State how many lines of the records contain the string "JSON", and give no other information.
☆ ☆ ☆ ☆
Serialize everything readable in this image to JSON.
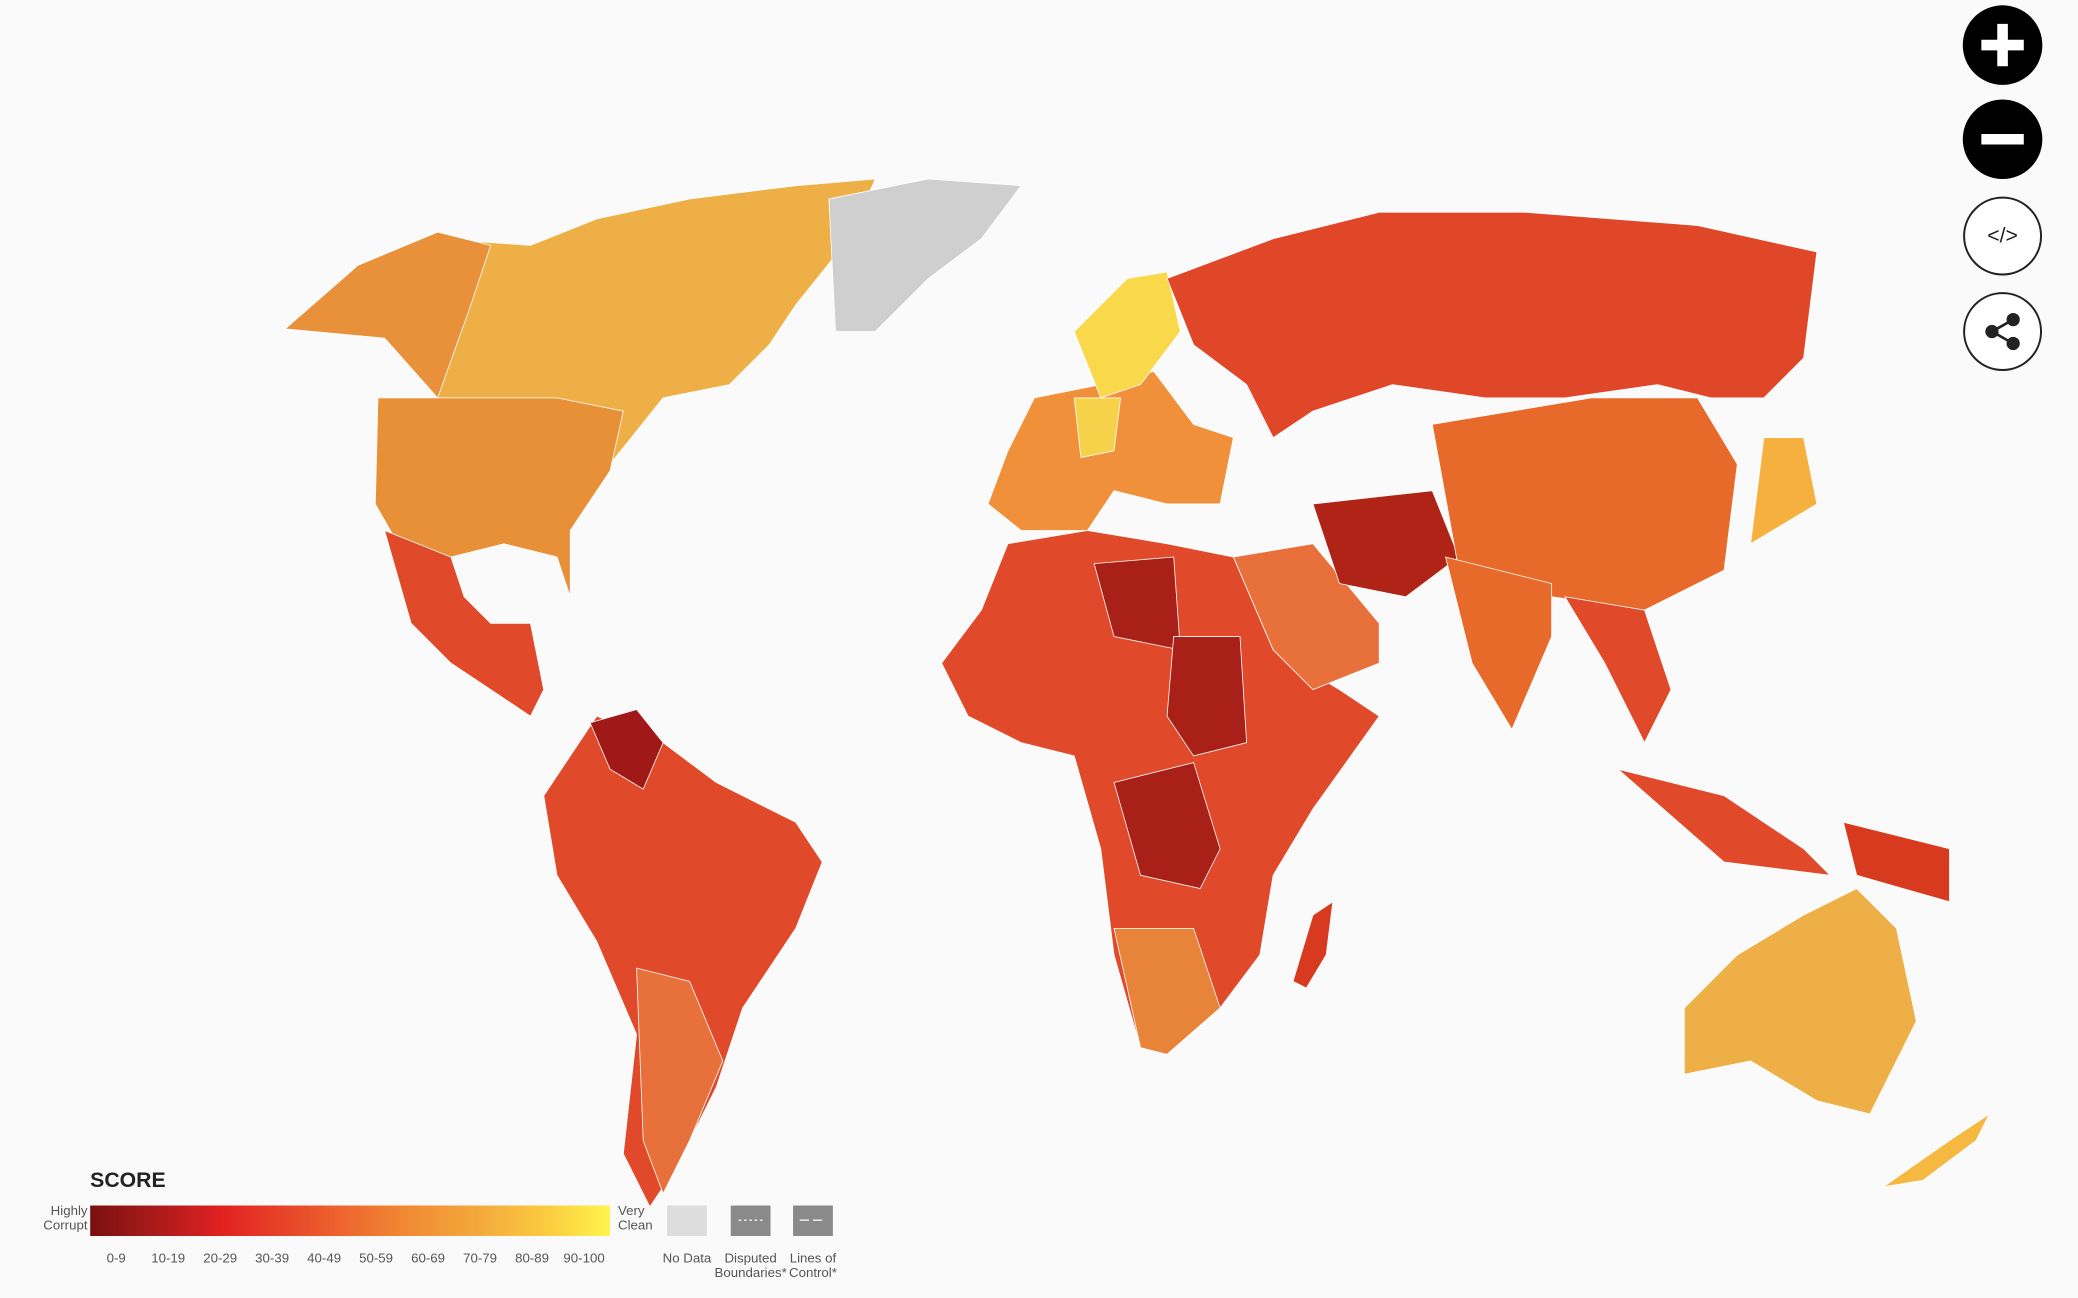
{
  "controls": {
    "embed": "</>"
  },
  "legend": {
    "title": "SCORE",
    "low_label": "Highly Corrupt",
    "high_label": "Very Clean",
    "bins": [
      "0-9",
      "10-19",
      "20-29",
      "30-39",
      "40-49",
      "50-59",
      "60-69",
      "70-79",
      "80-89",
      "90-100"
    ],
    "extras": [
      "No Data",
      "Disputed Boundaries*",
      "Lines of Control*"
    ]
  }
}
☆ ☆ ☆ ☆
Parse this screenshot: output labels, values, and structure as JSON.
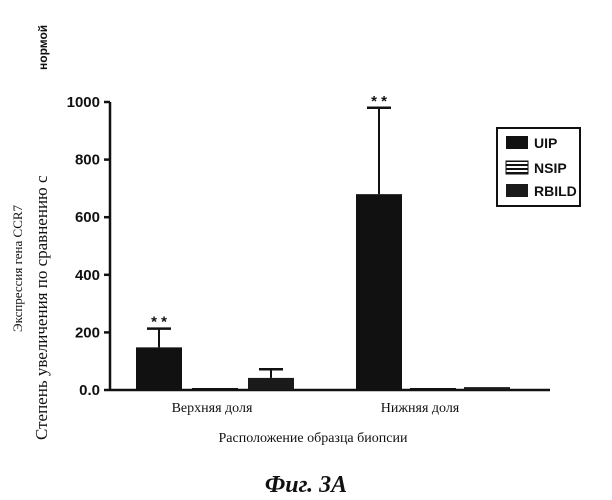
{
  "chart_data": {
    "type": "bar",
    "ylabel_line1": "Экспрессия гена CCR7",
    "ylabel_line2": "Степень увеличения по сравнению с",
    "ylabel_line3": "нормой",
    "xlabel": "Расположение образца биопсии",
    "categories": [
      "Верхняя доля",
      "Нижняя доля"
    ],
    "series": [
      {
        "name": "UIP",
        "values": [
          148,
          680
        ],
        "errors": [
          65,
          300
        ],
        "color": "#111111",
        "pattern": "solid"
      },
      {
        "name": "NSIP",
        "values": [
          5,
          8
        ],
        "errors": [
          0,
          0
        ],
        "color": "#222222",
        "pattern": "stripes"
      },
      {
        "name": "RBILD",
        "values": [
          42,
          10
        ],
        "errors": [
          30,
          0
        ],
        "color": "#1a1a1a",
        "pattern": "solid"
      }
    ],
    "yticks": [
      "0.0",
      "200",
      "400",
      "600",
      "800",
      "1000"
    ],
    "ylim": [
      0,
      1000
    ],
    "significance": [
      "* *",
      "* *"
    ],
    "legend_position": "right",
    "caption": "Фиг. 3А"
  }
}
☆ ☆ ☆ ☆
Answer: 2